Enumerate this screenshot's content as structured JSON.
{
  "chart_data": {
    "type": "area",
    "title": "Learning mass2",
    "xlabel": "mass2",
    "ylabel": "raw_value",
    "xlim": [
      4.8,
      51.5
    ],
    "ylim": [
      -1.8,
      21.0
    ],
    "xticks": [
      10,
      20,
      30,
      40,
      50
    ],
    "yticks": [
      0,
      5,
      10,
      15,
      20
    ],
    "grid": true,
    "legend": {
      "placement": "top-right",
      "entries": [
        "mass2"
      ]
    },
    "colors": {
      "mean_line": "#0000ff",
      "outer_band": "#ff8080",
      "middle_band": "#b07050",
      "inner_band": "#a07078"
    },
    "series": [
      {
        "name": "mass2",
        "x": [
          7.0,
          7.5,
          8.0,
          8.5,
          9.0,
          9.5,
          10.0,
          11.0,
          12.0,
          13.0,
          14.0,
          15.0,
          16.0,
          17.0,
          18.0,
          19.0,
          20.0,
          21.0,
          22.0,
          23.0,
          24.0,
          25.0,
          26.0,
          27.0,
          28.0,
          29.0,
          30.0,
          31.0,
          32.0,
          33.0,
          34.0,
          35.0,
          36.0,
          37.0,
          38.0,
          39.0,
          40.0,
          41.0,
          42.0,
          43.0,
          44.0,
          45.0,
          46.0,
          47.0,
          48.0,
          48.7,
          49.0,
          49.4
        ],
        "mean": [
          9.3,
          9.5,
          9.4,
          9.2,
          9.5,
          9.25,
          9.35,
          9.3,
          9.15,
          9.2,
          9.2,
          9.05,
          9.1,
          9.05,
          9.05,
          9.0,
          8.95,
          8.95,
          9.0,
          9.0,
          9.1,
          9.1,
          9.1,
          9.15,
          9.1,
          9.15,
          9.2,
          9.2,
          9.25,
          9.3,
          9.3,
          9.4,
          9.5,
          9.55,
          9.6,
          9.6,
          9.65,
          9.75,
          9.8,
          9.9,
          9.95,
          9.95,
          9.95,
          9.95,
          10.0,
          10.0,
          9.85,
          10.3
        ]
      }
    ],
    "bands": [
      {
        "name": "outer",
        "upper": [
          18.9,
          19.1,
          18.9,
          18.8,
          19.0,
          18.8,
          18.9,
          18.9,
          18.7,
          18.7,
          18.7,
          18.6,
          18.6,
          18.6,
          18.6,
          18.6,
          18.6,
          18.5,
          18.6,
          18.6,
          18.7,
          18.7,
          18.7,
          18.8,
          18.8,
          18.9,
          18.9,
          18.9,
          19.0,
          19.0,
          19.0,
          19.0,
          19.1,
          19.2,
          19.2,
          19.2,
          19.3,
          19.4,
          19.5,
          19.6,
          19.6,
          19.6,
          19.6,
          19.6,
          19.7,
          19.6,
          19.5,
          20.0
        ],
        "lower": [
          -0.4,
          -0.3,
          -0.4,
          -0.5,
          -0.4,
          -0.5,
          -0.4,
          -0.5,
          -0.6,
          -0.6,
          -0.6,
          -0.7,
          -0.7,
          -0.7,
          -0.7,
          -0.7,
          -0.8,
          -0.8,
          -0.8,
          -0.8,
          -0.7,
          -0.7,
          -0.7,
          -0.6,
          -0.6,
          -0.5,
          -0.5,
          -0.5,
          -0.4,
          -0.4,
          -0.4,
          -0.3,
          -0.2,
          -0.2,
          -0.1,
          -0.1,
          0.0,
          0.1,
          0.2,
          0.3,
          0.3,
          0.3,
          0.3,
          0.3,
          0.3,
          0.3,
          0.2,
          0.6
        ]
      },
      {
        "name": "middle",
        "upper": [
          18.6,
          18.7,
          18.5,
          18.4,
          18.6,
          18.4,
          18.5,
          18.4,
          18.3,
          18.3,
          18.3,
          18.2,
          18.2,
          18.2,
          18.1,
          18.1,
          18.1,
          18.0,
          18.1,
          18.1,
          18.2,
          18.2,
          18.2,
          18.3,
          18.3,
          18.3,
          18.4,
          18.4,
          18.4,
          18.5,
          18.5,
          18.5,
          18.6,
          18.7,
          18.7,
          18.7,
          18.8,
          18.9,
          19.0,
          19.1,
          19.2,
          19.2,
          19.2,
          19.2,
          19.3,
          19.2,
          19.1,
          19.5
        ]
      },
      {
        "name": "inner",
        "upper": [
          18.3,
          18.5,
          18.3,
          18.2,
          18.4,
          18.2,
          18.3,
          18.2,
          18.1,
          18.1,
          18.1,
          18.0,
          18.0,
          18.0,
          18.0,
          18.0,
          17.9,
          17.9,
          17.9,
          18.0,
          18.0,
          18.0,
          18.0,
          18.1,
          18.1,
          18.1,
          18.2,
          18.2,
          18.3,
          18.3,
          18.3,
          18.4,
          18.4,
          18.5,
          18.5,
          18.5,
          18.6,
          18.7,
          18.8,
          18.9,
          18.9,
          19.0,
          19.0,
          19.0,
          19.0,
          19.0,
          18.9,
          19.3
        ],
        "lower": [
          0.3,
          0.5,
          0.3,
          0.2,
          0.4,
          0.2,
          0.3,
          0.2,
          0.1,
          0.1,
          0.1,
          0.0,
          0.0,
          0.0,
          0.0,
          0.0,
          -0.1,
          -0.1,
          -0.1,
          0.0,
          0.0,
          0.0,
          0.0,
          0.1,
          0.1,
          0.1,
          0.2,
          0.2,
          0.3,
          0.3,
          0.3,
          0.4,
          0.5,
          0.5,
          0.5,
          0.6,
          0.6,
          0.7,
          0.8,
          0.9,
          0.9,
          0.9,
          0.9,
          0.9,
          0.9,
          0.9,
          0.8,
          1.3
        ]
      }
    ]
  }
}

═══

### WHAT NEEDS TO BE DONE:
Exact copies of all the records are required.

### RESULT OF THIS TASK:
Enumerate this screenshot's content as structured JSON.
{
  "chart_data": {
    "type": "area",
    "title": "Learning mass2",
    "xlabel": "mass2",
    "ylabel": "raw_value",
    "xlim": [
      4.8,
      51.5
    ],
    "ylim": [
      -1.8,
      21.0
    ],
    "xticks": [
      10,
      20,
      30,
      40,
      50
    ],
    "yticks": [
      0,
      5,
      10,
      15,
      20
    ],
    "grid": true,
    "legend": {
      "placement": "top-right",
      "entries": [
        "mass2"
      ]
    },
    "colors": {
      "mean_line": "#0000ff",
      "outer_band": "#ff8080",
      "middle_band": "#b07050",
      "inner_band": "#a07078"
    },
    "series": [
      {
        "name": "mass2",
        "x": [
          7.0,
          7.5,
          8.0,
          8.5,
          9.0,
          9.5,
          10.0,
          11.0,
          12.0,
          13.0,
          14.0,
          15.0,
          16.0,
          17.0,
          18.0,
          19.0,
          20.0,
          21.0,
          22.0,
          23.0,
          24.0,
          25.0,
          26.0,
          27.0,
          28.0,
          29.0,
          30.0,
          31.0,
          32.0,
          33.0,
          34.0,
          35.0,
          36.0,
          37.0,
          38.0,
          39.0,
          40.0,
          41.0,
          42.0,
          43.0,
          44.0,
          45.0,
          46.0,
          47.0,
          48.0,
          48.7,
          49.0,
          49.4
        ],
        "mean": [
          9.3,
          9.5,
          9.4,
          9.2,
          9.5,
          9.25,
          9.35,
          9.3,
          9.15,
          9.2,
          9.2,
          9.05,
          9.1,
          9.05,
          9.05,
          9.0,
          8.95,
          8.95,
          9.0,
          9.0,
          9.1,
          9.1,
          9.1,
          9.15,
          9.1,
          9.15,
          9.2,
          9.2,
          9.25,
          9.3,
          9.3,
          9.4,
          9.5,
          9.55,
          9.6,
          9.6,
          9.65,
          9.75,
          9.8,
          9.9,
          9.95,
          9.95,
          9.95,
          9.95,
          10.0,
          10.0,
          9.85,
          10.3
        ]
      }
    ],
    "bands": [
      {
        "name": "outer",
        "upper": [
          18.9,
          19.1,
          18.9,
          18.8,
          19.0,
          18.8,
          18.9,
          18.9,
          18.7,
          18.7,
          18.7,
          18.6,
          18.6,
          18.6,
          18.6,
          18.6,
          18.6,
          18.5,
          18.6,
          18.6,
          18.7,
          18.7,
          18.7,
          18.8,
          18.8,
          18.9,
          18.9,
          18.9,
          19.0,
          19.0,
          19.0,
          19.0,
          19.1,
          19.2,
          19.2,
          19.2,
          19.3,
          19.4,
          19.5,
          19.6,
          19.6,
          19.6,
          19.6,
          19.6,
          19.7,
          19.6,
          19.5,
          20.0
        ],
        "lower": [
          -0.4,
          -0.3,
          -0.4,
          -0.5,
          -0.4,
          -0.5,
          -0.4,
          -0.5,
          -0.6,
          -0.6,
          -0.6,
          -0.7,
          -0.7,
          -0.7,
          -0.7,
          -0.7,
          -0.8,
          -0.8,
          -0.8,
          -0.8,
          -0.7,
          -0.7,
          -0.7,
          -0.6,
          -0.6,
          -0.5,
          -0.5,
          -0.5,
          -0.4,
          -0.4,
          -0.4,
          -0.3,
          -0.2,
          -0.2,
          -0.1,
          -0.1,
          0.0,
          0.1,
          0.2,
          0.3,
          0.3,
          0.3,
          0.3,
          0.3,
          0.3,
          0.3,
          0.2,
          0.6
        ]
      },
      {
        "name": "middle",
        "upper": [
          18.6,
          18.7,
          18.5,
          18.4,
          18.6,
          18.4,
          18.5,
          18.4,
          18.3,
          18.3,
          18.3,
          18.2,
          18.2,
          18.2,
          18.1,
          18.1,
          18.1,
          18.0,
          18.1,
          18.1,
          18.2,
          18.2,
          18.2,
          18.3,
          18.3,
          18.3,
          18.4,
          18.4,
          18.4,
          18.5,
          18.5,
          18.5,
          18.6,
          18.7,
          18.7,
          18.7,
          18.8,
          18.9,
          19.0,
          19.1,
          19.2,
          19.2,
          19.2,
          19.2,
          19.3,
          19.2,
          19.1,
          19.5
        ]
      },
      {
        "name": "inner",
        "upper": [
          18.3,
          18.5,
          18.3,
          18.2,
          18.4,
          18.2,
          18.3,
          18.2,
          18.1,
          18.1,
          18.1,
          18.0,
          18.0,
          18.0,
          18.0,
          18.0,
          17.9,
          17.9,
          17.9,
          18.0,
          18.0,
          18.0,
          18.0,
          18.1,
          18.1,
          18.1,
          18.2,
          18.2,
          18.3,
          18.3,
          18.3,
          18.4,
          18.4,
          18.5,
          18.5,
          18.5,
          18.6,
          18.7,
          18.8,
          18.9,
          18.9,
          19.0,
          19.0,
          19.0,
          19.0,
          19.0,
          18.9,
          19.3
        ],
        "lower": [
          0.3,
          0.5,
          0.3,
          0.2,
          0.4,
          0.2,
          0.3,
          0.2,
          0.1,
          0.1,
          0.1,
          0.0,
          0.0,
          0.0,
          0.0,
          0.0,
          -0.1,
          -0.1,
          -0.1,
          0.0,
          0.0,
          0.0,
          0.0,
          0.1,
          0.1,
          0.1,
          0.2,
          0.2,
          0.3,
          0.3,
          0.3,
          0.4,
          0.5,
          0.5,
          0.5,
          0.6,
          0.6,
          0.7,
          0.8,
          0.9,
          0.9,
          0.9,
          0.9,
          0.9,
          0.9,
          0.9,
          0.8,
          1.3
        ]
      }
    ]
  }
}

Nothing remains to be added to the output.